Collected data entries:
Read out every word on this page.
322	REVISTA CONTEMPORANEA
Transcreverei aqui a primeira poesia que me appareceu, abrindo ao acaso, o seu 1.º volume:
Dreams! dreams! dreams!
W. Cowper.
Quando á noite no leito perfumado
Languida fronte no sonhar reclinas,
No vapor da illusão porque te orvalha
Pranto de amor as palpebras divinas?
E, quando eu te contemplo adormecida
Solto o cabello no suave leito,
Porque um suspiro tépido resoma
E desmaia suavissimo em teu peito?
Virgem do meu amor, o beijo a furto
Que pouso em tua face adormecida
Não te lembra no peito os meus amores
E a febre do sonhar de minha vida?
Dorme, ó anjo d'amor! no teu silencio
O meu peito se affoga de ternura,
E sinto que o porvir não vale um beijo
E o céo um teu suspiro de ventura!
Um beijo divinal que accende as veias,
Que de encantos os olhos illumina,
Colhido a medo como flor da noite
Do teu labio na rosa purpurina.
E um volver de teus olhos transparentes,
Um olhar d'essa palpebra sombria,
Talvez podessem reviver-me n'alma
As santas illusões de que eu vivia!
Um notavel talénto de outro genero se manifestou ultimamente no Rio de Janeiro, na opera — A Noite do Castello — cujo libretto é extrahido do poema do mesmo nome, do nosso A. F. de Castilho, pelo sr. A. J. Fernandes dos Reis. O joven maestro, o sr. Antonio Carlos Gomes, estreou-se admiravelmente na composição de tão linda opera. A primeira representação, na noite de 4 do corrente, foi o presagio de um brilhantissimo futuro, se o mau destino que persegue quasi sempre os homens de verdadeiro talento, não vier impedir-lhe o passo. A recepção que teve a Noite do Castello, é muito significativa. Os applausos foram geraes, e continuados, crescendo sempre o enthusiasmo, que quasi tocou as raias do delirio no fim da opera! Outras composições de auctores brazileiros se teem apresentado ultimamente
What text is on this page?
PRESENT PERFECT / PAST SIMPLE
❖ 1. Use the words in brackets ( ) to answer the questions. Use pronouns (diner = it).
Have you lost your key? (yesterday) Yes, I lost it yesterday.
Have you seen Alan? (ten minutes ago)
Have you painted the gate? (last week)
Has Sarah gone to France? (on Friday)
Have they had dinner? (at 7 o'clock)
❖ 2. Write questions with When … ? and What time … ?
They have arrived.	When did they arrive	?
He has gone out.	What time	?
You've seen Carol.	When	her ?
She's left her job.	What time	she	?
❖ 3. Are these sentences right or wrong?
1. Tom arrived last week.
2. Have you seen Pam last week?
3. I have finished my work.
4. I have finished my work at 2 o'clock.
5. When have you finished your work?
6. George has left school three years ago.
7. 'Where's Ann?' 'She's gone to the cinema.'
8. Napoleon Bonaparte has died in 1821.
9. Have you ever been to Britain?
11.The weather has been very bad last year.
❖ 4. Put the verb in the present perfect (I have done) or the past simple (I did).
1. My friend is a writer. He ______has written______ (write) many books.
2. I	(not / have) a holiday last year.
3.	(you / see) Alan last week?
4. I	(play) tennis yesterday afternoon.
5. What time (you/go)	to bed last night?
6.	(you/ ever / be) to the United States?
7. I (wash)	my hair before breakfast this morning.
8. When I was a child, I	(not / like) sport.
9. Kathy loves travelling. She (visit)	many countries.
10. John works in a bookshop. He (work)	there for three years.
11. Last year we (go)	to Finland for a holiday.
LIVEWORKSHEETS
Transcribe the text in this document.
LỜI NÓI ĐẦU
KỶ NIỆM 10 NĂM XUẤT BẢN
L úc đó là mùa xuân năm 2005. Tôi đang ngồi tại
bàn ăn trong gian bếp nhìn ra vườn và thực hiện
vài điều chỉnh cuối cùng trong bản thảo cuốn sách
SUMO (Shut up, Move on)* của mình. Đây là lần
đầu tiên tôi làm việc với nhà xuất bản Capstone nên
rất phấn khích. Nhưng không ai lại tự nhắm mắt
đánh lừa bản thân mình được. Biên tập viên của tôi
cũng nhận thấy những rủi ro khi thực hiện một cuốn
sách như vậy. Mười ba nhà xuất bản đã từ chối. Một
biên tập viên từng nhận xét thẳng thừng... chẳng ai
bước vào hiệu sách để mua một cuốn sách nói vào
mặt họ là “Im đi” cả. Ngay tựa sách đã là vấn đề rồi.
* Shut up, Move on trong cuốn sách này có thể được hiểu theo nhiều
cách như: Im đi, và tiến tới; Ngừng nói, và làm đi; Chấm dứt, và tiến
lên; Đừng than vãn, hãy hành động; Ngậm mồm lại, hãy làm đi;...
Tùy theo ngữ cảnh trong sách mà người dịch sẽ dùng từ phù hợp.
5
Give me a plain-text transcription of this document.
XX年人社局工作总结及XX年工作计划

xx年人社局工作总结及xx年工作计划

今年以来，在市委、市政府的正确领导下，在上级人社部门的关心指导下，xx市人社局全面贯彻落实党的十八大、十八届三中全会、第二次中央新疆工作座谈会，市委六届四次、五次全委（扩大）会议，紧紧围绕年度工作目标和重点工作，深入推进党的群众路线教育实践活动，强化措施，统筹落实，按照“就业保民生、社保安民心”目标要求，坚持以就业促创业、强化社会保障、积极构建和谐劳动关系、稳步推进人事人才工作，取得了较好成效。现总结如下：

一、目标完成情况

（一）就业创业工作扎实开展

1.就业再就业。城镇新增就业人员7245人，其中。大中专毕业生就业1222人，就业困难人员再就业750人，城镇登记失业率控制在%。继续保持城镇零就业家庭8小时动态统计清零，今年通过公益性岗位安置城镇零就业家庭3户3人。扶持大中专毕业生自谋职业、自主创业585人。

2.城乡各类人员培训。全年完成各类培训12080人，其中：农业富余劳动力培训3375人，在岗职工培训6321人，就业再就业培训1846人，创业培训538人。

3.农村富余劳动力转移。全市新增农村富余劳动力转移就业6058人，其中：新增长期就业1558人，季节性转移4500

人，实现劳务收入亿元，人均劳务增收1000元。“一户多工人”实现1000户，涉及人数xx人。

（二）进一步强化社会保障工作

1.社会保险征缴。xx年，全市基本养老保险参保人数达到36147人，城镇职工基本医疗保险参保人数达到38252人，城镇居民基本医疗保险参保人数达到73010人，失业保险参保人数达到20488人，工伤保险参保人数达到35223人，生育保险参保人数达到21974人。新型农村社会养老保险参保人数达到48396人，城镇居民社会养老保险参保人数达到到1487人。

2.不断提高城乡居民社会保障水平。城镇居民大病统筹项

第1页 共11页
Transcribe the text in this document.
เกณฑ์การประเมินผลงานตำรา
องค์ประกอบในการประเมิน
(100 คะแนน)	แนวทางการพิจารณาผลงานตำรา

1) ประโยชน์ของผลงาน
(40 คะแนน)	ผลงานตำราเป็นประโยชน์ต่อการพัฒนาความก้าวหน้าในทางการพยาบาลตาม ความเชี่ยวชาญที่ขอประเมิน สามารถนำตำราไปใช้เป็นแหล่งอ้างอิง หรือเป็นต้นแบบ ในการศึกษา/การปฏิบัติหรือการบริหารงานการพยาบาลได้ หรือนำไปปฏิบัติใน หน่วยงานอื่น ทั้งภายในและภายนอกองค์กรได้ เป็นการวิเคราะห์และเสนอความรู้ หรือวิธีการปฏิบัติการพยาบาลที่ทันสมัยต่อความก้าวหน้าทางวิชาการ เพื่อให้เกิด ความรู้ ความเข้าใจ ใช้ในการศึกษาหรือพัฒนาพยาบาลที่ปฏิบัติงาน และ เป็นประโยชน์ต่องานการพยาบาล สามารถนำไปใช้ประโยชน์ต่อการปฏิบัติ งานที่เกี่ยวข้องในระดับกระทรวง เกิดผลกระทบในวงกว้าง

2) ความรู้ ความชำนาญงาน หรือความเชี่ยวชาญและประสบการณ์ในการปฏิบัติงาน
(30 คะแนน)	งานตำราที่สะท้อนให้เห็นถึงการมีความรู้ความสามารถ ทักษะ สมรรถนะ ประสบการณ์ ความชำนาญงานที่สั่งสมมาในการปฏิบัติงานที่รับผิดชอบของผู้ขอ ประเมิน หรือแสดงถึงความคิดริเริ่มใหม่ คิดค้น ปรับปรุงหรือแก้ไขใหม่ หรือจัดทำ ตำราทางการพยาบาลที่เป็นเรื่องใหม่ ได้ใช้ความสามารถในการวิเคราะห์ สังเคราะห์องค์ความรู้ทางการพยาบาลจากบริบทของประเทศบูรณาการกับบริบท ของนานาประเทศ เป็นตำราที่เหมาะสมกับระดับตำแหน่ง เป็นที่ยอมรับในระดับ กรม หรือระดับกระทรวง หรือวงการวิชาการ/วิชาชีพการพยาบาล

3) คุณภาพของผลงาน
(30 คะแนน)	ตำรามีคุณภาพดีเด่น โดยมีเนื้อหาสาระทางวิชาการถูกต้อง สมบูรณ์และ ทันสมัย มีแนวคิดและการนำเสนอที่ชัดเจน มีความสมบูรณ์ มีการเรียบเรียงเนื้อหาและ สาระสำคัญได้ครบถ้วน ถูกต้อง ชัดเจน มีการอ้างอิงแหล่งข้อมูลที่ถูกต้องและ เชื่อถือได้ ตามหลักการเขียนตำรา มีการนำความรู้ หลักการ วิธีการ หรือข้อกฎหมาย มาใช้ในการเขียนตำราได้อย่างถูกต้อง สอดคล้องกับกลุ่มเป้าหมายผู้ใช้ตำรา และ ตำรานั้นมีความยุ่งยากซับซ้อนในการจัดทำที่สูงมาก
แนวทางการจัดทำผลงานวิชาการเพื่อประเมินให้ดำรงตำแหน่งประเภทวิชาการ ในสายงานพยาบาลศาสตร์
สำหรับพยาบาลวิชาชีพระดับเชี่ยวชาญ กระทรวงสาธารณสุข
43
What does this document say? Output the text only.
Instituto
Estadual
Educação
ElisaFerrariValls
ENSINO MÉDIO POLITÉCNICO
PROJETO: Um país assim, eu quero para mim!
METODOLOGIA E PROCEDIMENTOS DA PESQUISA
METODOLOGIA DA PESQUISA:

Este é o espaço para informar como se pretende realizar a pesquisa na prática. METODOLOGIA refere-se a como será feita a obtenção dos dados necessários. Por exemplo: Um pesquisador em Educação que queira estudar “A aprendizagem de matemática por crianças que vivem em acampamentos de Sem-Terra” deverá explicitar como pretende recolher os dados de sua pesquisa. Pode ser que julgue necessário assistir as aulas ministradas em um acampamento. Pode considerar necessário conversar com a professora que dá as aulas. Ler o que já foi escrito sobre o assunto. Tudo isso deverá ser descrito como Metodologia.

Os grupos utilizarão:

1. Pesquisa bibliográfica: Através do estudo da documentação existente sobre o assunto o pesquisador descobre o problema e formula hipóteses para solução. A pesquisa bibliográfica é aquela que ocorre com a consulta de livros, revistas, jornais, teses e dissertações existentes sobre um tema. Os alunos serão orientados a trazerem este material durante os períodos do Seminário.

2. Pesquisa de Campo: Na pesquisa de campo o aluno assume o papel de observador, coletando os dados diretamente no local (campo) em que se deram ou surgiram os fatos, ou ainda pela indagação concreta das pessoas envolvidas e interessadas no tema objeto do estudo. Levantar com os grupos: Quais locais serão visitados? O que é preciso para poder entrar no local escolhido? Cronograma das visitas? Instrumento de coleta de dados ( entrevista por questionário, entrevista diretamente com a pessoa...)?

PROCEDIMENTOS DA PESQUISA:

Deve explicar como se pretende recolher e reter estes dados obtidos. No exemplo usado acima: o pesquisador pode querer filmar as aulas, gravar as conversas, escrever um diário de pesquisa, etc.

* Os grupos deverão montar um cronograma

:: Written problem ::
Select every line in the records above that contains the word "gone".

:: Written answer ::
Has Sarah gone to France? (on Friday)
He has gone out.	What time	?
7. 'Where's Ann?' 'She's gone to the cinema.'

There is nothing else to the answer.